Items listed in a dataset:
--*--

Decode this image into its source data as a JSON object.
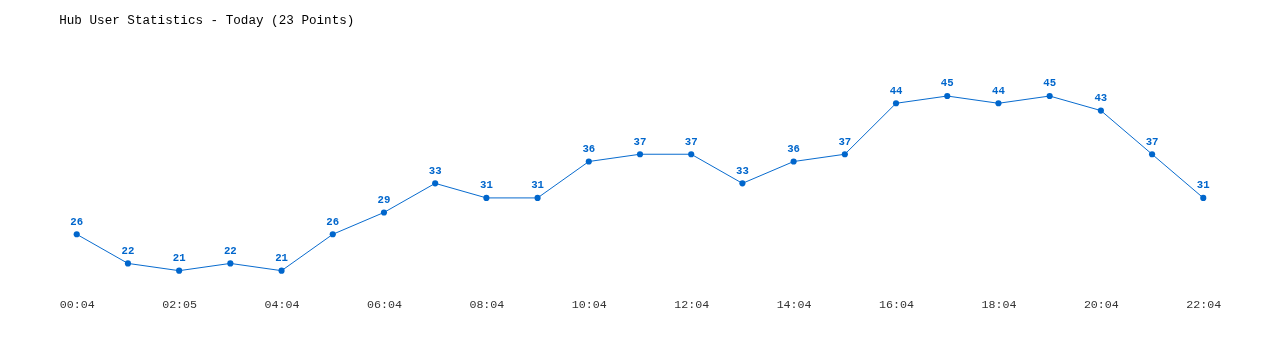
{
  "chart_data": {
    "type": "line",
    "title": "Hub User Statistics - Today (23 Points)",
    "categories": [
      "00:04",
      null,
      "02:05",
      null,
      "04:04",
      null,
      "06:04",
      null,
      "08:04",
      null,
      "10:04",
      null,
      "12:04",
      null,
      "14:04",
      null,
      "16:04",
      null,
      "18:04",
      null,
      "20:04",
      null,
      "22:04"
    ],
    "series": [
      {
        "color": "#0066cc",
        "values": [
          26,
          22,
          21,
          22,
          21,
          26,
          29,
          33,
          31,
          31,
          36,
          37,
          37,
          33,
          36,
          37,
          44,
          45,
          44,
          45,
          43,
          37,
          31
        ]
      }
    ],
    "data_labels": true,
    "marker": "circle",
    "line_style": "solid",
    "tick_labels": "x"
  }
}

--*--

* [YOUR GOAL] Every record must be copied exactly, with images dropped from the result.

* [WORKED SOLUTION]
Decode this image into its source data as a JSON object.
{
  "chart_data": {
    "type": "line",
    "title": "Hub User Statistics - Today (23 Points)",
    "categories": [
      "00:04",
      null,
      "02:05",
      null,
      "04:04",
      null,
      "06:04",
      null,
      "08:04",
      null,
      "10:04",
      null,
      "12:04",
      null,
      "14:04",
      null,
      "16:04",
      null,
      "18:04",
      null,
      "20:04",
      null,
      "22:04"
    ],
    "series": [
      {
        "color": "#0066cc",
        "values": [
          26,
          22,
          21,
          22,
          21,
          26,
          29,
          33,
          31,
          31,
          36,
          37,
          37,
          33,
          36,
          37,
          44,
          45,
          44,
          45,
          43,
          37,
          31
        ]
      }
    ],
    "data_labels": true,
    "marker": "circle",
    "line_style": "solid",
    "tick_labels": "x"
  }
}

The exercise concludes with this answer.